• _DATASET CONTENT_
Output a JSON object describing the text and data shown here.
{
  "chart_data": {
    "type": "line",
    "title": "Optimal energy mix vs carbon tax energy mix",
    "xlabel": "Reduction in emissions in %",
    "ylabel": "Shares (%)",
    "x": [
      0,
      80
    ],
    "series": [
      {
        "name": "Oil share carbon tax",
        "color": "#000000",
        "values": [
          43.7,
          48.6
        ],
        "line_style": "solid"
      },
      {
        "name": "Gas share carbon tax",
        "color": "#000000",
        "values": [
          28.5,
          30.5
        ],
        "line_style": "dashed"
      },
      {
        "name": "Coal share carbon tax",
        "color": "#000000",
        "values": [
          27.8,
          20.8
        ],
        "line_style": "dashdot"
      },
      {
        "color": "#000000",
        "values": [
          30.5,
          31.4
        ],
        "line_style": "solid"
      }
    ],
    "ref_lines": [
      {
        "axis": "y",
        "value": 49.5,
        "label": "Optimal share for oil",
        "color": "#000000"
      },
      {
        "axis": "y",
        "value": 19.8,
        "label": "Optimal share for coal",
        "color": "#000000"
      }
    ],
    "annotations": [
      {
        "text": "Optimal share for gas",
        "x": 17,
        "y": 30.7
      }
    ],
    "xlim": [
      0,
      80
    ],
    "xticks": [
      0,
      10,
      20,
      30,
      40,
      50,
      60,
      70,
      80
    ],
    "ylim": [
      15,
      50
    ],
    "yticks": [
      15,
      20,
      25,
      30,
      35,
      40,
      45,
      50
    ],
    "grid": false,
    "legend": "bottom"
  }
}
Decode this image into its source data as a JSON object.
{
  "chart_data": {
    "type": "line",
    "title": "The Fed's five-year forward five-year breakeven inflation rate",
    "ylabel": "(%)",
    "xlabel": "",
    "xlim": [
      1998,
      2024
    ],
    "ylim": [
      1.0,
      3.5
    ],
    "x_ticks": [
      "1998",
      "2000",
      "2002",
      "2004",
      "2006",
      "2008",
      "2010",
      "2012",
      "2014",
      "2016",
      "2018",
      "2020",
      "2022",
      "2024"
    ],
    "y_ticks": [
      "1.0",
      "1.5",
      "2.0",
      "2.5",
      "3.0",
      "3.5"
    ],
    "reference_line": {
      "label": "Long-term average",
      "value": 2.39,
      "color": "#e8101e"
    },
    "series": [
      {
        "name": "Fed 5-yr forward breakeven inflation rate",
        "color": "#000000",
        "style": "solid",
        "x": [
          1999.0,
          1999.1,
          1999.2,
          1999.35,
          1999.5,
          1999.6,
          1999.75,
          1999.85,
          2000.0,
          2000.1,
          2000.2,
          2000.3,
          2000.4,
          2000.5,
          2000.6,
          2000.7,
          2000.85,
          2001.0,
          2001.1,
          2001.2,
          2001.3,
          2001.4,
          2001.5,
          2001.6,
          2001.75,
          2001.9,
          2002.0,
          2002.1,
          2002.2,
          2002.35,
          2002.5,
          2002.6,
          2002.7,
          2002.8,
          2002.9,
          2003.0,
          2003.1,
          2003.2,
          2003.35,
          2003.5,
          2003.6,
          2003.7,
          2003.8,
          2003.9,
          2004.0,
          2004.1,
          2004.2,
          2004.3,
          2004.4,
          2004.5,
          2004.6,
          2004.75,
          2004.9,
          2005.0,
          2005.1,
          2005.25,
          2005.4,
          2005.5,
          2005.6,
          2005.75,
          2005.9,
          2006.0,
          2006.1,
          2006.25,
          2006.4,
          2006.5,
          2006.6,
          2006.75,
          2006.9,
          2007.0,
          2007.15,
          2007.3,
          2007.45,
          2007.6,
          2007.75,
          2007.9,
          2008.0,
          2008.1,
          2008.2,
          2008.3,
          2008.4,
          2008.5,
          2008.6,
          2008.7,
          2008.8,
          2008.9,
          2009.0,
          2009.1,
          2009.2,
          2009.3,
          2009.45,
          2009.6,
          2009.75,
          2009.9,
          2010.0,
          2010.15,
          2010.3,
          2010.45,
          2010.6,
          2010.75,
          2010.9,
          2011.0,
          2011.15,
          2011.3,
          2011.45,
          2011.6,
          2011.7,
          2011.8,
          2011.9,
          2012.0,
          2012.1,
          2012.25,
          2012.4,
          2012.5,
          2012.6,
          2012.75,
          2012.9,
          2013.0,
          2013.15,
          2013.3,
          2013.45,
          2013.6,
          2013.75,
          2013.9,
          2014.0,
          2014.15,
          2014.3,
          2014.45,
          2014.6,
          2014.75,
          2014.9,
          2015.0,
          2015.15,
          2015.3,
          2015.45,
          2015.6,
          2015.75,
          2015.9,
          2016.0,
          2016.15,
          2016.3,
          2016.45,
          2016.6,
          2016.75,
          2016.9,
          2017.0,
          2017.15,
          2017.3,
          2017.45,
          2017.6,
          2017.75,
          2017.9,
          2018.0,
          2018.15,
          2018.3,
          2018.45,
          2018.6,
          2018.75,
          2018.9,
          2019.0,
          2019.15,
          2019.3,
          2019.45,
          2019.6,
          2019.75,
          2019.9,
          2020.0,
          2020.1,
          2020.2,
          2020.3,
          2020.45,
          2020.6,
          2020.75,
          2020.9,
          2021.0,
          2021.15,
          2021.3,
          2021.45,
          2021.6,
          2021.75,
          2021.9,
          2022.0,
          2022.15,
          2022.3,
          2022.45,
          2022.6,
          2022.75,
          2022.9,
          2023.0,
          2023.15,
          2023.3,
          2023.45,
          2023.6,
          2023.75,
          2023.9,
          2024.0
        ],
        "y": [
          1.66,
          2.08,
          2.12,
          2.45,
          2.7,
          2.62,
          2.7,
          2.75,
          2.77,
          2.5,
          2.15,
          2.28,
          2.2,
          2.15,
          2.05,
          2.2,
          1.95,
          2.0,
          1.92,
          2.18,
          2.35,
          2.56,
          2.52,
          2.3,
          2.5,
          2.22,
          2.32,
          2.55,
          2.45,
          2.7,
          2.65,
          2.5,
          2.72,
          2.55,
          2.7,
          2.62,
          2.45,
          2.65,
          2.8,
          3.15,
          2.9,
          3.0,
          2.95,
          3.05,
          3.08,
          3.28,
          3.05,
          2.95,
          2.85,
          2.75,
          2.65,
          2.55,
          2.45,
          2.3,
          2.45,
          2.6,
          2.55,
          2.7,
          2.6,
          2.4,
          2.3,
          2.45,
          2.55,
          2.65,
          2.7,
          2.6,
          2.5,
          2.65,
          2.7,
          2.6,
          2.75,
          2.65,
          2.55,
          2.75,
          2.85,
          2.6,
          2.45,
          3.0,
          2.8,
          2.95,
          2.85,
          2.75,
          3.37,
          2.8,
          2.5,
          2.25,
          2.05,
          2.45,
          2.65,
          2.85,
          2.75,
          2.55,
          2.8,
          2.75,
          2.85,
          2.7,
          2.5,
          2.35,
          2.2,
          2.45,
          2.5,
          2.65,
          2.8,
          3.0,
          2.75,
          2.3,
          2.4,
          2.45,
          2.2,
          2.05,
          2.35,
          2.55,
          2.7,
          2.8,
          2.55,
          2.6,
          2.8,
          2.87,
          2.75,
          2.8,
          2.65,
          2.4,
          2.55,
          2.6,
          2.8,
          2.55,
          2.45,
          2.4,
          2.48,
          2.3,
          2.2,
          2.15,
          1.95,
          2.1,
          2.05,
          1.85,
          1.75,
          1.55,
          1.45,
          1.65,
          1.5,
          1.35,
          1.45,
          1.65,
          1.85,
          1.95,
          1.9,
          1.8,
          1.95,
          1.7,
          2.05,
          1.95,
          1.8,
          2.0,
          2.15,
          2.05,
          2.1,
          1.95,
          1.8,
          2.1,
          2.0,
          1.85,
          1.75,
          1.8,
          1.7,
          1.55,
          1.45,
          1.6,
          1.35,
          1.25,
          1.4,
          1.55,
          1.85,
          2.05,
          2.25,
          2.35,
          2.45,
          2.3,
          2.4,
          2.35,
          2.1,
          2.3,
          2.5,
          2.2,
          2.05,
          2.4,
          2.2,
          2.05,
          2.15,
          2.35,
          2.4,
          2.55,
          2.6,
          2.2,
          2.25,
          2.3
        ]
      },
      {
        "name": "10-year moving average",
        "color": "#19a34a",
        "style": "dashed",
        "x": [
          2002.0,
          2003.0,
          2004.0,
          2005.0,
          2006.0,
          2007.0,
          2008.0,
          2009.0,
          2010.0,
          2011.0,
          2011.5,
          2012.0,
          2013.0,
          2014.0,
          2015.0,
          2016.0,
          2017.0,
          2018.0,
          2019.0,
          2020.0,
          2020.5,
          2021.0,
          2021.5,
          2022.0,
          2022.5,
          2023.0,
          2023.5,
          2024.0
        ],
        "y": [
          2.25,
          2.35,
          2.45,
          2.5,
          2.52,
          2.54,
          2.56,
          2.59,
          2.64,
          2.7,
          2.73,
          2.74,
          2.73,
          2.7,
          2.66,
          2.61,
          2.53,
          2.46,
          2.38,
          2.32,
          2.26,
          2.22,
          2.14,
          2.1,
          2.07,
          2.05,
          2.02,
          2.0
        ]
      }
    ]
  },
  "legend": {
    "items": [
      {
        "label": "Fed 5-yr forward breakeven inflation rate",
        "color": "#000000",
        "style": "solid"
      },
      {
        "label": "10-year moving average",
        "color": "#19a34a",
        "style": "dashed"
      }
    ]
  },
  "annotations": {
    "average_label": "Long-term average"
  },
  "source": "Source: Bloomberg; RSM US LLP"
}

• _JOB_
Take every line that includes the string "dashed" and copy it.

• _RESULT BELOW_
        "line_style": "dashed"
        "style": "dashed",
        "style": "dashed"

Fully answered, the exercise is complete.